Figure collection entries
* begin *
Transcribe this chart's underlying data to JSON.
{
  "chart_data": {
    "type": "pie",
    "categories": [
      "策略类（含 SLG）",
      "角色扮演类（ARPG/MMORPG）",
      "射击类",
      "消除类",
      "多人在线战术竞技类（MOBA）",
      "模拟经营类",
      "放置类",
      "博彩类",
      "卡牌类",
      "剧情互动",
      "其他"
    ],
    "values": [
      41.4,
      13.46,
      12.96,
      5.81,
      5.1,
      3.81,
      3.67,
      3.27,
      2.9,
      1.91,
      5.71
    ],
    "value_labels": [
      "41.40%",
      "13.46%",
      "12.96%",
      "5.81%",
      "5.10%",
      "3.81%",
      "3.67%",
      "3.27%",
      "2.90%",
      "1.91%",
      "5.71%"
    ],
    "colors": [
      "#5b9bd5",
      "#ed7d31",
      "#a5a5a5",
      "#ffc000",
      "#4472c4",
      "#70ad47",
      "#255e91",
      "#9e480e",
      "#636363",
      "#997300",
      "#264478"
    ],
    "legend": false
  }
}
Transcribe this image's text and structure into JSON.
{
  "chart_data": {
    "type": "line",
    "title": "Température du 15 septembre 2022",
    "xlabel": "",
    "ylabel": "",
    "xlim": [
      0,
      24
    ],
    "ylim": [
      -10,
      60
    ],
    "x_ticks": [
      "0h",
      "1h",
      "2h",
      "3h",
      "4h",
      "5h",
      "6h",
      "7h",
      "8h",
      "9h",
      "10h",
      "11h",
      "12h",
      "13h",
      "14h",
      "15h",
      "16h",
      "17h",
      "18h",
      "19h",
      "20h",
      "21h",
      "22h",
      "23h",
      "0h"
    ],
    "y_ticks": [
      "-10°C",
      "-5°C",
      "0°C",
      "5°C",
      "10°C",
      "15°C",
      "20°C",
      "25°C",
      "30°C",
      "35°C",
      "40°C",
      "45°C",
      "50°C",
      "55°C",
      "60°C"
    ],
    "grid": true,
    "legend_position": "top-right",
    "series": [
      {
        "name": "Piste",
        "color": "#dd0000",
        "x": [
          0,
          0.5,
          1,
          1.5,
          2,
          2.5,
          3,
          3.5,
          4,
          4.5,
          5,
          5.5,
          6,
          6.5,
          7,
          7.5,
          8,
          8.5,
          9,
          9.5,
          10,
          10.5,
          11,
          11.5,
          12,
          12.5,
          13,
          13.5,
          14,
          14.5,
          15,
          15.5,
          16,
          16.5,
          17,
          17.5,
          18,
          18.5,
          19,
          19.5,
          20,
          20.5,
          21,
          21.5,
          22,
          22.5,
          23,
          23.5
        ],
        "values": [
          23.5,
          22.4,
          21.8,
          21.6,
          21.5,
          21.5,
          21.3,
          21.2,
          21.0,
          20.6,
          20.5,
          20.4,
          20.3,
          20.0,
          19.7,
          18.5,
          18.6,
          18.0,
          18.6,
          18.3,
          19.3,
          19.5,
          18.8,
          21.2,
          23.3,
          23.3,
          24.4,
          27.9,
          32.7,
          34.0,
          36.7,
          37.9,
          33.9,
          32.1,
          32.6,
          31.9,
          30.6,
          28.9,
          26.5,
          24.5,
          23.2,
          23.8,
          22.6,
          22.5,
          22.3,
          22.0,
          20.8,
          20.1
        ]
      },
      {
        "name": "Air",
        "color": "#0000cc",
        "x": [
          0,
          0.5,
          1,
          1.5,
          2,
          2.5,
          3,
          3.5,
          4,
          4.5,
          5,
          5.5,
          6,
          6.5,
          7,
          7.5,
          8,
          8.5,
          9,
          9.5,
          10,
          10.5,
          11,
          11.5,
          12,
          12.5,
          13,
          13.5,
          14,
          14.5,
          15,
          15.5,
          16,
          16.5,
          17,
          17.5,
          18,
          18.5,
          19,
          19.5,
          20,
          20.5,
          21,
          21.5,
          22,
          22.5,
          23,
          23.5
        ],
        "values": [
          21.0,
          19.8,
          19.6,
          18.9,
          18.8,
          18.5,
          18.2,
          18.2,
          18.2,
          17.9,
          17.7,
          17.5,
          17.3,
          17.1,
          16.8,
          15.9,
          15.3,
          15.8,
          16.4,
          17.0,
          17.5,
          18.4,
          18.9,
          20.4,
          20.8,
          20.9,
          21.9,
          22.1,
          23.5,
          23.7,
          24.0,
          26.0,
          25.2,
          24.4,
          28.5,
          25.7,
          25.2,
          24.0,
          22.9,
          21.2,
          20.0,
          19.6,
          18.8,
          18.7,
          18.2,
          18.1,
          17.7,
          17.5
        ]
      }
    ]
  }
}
* end *
• What the task requires:
Return all of the data word for word.

• Response to this task:
Transcribe this chart's underlying data to JSON.
{
  "chart_data": {
    "type": "pie",
    "categories": [
      "策略类（含 SLG）",
      "角色扮演类（ARPG/MMORPG）",
      "射击类",
      "消除类",
      "多人在线战术竞技类（MOBA）",
      "模拟经营类",
      "放置类",
      "博彩类",
      "卡牌类",
      "剧情互动",
      "其他"
    ],
    "values": [
      41.4,
      13.46,
      12.96,
      5.81,
      5.1,
      3.81,
      3.67,
      3.27,
      2.9,
      1.91,
      5.71
    ],
    "value_labels": [
      "41.40%",
      "13.46%",
      "12.96%",
      "5.81%",
      "5.10%",
      "3.81%",
      "3.67%",
      "3.27%",
      "2.90%",
      "1.91%",
      "5.71%"
    ],
    "colors": [
      "#5b9bd5",
      "#ed7d31",
      "#a5a5a5",
      "#ffc000",
      "#4472c4",
      "#70ad47",
      "#255e91",
      "#9e480e",
      "#636363",
      "#997300",
      "#264478"
    ],
    "legend": false
  }
}
Transcribe this image's text and structure into JSON.
{
  "chart_data": {
    "type": "line",
    "title": "Température du 15 septembre 2022",
    "xlabel": "",
    "ylabel": "",
    "xlim": [
      0,
      24
    ],
    "ylim": [
      -10,
      60
    ],
    "x_ticks": [
      "0h",
      "1h",
      "2h",
      "3h",
      "4h",
      "5h",
      "6h",
      "7h",
      "8h",
      "9h",
      "10h",
      "11h",
      "12h",
      "13h",
      "14h",
      "15h",
      "16h",
      "17h",
      "18h",
      "19h",
      "20h",
      "21h",
      "22h",
      "23h",
      "0h"
    ],
    "y_ticks": [
      "-10°C",
      "-5°C",
      "0°C",
      "5°C",
      "10°C",
      "15°C",
      "20°C",
      "25°C",
      "30°C",
      "35°C",
      "40°C",
      "45°C",
      "50°C",
      "55°C",
      "60°C"
    ],
    "grid": true,
    "legend_position": "top-right",
    "series": [
      {
        "name": "Piste",
        "color": "#dd0000",
        "x": [
          0,
          0.5,
          1,
          1.5,
          2,
          2.5,
          3,
          3.5,
          4,
          4.5,
          5,
          5.5,
          6,
          6.5,
          7,
          7.5,
          8,
          8.5,
          9,
          9.5,
          10,
          10.5,
          11,
          11.5,
          12,
          12.5,
          13,
          13.5,
          14,
          14.5,
          15,
          15.5,
          16,
          16.5,
          17,
          17.5,
          18,
          18.5,
          19,
          19.5,
          20,
          20.5,
          21,
          21.5,
          22,
          22.5,
          23,
          23.5
        ],
        "values": [
          23.5,
          22.4,
          21.8,
          21.6,
          21.5,
          21.5,
          21.3,
          21.2,
          21.0,
          20.6,
          20.5,
          20.4,
          20.3,
          20.0,
          19.7,
          18.5,
          18.6,
          18.0,
          18.6,
          18.3,
          19.3,
          19.5,
          18.8,
          21.2,
          23.3,
          23.3,
          24.4,
          27.9,
          32.7,
          34.0,
          36.7,
          37.9,
          33.9,
          32.1,
          32.6,
          31.9,
          30.6,
          28.9,
          26.5,
          24.5,
          23.2,
          23.8,
          22.6,
          22.5,
          22.3,
          22.0,
          20.8,
          20.1
        ]
      },
      {
        "name": "Air",
        "color": "#0000cc",
        "x": [
          0,
          0.5,
          1,
          1.5,
          2,
          2.5,
          3,
          3.5,
          4,
          4.5,
          5,
          5.5,
          6,
          6.5,
          7,
          7.5,
          8,
          8.5,
          9,
          9.5,
          10,
          10.5,
          11,
          11.5,
          12,
          12.5,
          13,
          13.5,
          14,
          14.5,
          15,
          15.5,
          16,
          16.5,
          17,
          17.5,
          18,
          18.5,
          19,
          19.5,
          20,
          20.5,
          21,
          21.5,
          22,
          22.5,
          23,
          23.5
        ],
        "values": [
          21.0,
          19.8,
          19.6,
          18.9,
          18.8,
          18.5,
          18.2,
          18.2,
          18.2,
          17.9,
          17.7,
          17.5,
          17.3,
          17.1,
          16.8,
          15.9,
          15.3,
          15.8,
          16.4,
          17.0,
          17.5,
          18.4,
          18.9,
          20.4,
          20.8,
          20.9,
          21.9,
          22.1,
          23.5,
          23.7,
          24.0,
          26.0,
          25.2,
          24.4,
          28.5,
          25.7,
          25.2,
          24.0,
          22.9,
          21.2,
          20.0,
          19.6,
          18.8,
          18.7,
          18.2,
          18.1,
          17.7,
          17.5
        ]
      }
    ]
  }
}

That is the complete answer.